* _Exercise goal_
Pick every line from the data that holds the word "Trzcinska".

* _Records for the task_
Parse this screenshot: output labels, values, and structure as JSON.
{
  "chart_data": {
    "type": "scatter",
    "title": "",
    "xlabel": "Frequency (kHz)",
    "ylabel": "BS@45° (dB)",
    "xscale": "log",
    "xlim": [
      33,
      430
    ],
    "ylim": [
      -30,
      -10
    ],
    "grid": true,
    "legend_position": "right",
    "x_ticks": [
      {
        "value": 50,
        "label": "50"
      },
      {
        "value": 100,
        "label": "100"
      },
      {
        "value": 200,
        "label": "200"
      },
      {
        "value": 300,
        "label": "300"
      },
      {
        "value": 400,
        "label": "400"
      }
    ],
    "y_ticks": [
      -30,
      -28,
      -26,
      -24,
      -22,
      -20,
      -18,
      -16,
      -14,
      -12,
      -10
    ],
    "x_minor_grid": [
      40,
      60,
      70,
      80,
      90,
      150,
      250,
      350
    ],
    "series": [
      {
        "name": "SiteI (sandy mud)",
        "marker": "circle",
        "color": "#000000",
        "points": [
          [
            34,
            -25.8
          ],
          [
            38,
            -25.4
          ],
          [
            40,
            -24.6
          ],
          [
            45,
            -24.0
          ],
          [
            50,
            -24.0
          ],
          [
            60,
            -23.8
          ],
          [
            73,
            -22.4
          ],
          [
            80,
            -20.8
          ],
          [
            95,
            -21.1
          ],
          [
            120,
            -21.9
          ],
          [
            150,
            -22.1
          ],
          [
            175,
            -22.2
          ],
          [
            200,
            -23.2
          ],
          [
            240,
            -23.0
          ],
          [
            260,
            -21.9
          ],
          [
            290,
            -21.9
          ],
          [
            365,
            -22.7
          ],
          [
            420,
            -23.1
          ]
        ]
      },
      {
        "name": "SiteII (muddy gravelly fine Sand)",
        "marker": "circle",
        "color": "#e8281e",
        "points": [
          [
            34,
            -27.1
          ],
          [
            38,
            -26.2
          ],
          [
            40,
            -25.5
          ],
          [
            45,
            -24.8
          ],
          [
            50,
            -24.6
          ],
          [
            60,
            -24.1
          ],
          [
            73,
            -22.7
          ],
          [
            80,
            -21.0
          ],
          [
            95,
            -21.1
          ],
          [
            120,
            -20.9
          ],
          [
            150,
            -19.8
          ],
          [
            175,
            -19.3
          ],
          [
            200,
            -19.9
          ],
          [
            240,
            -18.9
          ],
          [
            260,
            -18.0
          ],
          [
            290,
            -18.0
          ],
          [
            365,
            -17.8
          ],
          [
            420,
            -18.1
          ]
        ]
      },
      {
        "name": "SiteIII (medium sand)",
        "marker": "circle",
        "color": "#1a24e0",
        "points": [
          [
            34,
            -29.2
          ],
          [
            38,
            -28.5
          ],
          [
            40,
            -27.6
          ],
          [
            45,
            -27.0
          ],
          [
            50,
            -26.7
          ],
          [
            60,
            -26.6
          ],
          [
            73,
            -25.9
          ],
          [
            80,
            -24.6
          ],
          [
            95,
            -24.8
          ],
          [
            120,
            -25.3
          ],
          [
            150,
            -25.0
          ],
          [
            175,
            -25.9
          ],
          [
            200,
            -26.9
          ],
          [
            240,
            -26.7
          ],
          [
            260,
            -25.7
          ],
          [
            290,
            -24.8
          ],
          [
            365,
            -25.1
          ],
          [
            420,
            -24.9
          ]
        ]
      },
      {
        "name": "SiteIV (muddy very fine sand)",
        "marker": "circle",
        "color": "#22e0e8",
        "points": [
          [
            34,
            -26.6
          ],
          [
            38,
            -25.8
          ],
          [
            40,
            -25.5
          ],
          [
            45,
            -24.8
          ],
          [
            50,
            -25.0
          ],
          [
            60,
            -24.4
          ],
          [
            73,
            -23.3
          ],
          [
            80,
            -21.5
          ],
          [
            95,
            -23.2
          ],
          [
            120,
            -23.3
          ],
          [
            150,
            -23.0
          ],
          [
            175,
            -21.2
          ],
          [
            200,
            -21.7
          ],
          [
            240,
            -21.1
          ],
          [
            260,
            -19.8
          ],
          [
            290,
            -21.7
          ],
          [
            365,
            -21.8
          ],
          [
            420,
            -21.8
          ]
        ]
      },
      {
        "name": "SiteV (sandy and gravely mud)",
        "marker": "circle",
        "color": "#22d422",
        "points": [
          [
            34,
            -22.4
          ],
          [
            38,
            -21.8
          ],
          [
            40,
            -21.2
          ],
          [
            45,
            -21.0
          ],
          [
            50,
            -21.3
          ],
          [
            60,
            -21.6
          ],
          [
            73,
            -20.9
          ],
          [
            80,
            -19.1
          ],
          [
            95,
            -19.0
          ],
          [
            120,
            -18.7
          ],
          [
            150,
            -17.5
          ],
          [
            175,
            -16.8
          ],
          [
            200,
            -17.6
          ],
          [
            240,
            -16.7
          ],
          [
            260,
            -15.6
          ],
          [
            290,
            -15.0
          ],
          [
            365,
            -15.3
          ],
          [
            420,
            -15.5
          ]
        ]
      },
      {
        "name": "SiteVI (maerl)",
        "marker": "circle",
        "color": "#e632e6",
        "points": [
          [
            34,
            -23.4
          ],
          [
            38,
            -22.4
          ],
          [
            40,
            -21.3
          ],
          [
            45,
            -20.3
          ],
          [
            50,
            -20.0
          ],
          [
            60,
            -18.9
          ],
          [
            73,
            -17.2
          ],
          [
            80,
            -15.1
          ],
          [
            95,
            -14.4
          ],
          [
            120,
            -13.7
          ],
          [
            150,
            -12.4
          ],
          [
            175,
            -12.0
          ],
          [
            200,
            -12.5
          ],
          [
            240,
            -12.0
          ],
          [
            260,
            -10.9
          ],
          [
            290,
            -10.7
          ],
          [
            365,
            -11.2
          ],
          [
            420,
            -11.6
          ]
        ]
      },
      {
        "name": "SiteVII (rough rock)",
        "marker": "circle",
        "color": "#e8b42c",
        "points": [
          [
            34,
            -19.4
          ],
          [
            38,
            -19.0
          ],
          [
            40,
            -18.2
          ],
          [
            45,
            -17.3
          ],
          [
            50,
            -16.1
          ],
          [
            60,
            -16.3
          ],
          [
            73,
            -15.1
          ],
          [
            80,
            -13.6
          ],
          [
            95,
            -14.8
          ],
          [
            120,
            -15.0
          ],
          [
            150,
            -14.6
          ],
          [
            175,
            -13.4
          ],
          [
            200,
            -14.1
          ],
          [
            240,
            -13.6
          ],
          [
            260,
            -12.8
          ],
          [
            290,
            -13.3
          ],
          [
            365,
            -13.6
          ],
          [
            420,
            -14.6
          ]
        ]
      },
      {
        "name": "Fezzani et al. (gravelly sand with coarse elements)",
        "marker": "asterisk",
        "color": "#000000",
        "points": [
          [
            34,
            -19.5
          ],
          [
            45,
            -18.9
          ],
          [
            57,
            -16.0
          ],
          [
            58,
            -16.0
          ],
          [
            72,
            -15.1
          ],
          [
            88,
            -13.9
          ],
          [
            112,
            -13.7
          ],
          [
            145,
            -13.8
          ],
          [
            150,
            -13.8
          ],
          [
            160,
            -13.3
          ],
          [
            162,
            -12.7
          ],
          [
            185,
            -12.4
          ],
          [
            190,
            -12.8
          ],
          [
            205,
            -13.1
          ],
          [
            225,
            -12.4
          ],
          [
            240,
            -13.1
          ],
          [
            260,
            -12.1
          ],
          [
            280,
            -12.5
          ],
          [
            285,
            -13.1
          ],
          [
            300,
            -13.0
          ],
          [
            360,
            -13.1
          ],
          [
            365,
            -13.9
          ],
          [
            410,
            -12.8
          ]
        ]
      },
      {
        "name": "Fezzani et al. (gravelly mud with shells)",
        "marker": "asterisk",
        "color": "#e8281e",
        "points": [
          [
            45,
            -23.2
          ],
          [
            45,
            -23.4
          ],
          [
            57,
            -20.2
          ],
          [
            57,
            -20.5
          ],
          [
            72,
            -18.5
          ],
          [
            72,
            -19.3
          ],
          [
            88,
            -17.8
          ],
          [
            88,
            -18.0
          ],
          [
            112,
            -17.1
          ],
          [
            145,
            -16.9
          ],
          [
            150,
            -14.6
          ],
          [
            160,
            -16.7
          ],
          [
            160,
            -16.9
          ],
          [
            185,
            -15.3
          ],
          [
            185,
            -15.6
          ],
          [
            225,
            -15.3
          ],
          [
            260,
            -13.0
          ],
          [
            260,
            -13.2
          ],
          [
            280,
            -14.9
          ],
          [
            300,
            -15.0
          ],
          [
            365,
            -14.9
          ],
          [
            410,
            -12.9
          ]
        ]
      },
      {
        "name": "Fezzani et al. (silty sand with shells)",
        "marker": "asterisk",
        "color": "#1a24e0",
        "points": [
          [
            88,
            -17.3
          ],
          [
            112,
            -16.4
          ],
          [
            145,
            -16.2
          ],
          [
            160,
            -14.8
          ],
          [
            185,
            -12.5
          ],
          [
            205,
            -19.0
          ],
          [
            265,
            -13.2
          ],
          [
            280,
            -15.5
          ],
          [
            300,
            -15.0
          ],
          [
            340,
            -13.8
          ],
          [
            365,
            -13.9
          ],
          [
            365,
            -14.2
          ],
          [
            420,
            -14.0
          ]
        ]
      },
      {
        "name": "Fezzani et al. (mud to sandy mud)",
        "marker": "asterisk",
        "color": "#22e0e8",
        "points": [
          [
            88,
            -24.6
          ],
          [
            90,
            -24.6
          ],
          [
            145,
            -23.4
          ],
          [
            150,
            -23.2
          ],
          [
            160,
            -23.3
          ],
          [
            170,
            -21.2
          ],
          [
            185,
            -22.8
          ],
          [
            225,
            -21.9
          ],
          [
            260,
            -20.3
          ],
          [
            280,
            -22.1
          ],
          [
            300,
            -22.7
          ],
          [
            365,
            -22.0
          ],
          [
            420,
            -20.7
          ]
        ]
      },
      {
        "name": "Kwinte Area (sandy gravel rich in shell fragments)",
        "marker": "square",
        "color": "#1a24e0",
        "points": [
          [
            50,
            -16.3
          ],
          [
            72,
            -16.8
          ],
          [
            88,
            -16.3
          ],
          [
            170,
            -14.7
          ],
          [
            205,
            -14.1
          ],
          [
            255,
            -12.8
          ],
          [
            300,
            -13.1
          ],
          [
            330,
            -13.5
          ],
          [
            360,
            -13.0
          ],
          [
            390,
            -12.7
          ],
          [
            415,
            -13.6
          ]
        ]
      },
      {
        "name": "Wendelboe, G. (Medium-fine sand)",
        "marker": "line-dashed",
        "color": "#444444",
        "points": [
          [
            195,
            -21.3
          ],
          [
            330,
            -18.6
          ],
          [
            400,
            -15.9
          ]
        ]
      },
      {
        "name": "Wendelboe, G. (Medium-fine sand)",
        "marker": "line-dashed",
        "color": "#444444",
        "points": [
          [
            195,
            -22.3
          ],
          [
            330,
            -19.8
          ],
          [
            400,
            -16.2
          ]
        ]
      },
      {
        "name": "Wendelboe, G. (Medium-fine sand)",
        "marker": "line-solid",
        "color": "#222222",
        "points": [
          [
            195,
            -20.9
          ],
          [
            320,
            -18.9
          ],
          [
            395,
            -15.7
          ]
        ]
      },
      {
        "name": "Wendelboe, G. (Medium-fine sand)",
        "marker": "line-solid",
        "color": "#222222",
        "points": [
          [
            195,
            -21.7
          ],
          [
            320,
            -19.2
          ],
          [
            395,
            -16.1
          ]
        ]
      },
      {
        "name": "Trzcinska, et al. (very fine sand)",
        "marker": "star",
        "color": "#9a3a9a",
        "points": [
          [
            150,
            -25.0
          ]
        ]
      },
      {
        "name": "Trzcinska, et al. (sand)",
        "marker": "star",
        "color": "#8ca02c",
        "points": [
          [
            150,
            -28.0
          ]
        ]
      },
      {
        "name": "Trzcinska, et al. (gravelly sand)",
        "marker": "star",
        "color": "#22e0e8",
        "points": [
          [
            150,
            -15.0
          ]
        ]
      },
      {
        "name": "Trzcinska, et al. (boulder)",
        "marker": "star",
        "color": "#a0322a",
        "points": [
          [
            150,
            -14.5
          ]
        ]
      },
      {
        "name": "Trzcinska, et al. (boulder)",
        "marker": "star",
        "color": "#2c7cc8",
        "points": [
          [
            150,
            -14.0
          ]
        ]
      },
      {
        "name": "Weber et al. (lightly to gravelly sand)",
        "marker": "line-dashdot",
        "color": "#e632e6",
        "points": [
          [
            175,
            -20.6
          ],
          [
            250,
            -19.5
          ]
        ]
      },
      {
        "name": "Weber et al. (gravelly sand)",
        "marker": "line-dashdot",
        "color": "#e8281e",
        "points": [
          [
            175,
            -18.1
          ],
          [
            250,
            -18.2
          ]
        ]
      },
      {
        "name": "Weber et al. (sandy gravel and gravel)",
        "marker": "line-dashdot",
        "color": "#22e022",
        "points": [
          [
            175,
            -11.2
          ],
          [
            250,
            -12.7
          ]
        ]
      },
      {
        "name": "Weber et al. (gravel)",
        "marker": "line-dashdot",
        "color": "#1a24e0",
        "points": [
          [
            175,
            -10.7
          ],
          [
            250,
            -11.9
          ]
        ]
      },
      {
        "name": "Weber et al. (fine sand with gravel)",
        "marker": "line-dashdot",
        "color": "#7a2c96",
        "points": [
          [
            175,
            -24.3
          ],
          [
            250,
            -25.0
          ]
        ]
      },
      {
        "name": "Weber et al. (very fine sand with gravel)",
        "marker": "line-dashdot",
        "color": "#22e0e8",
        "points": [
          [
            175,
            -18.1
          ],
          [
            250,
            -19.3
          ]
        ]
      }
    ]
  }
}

* _Written response_
        "name": "Trzcinska, et al. (very fine sand)",
        "name": "Trzcinska, et al. (sand)",
        "name": "Trzcinska, et al. (gravelly sand)",
        "name": "Trzcinska, et al. (boulder)",
        "name": "Trzcinska, et al. (boulder)",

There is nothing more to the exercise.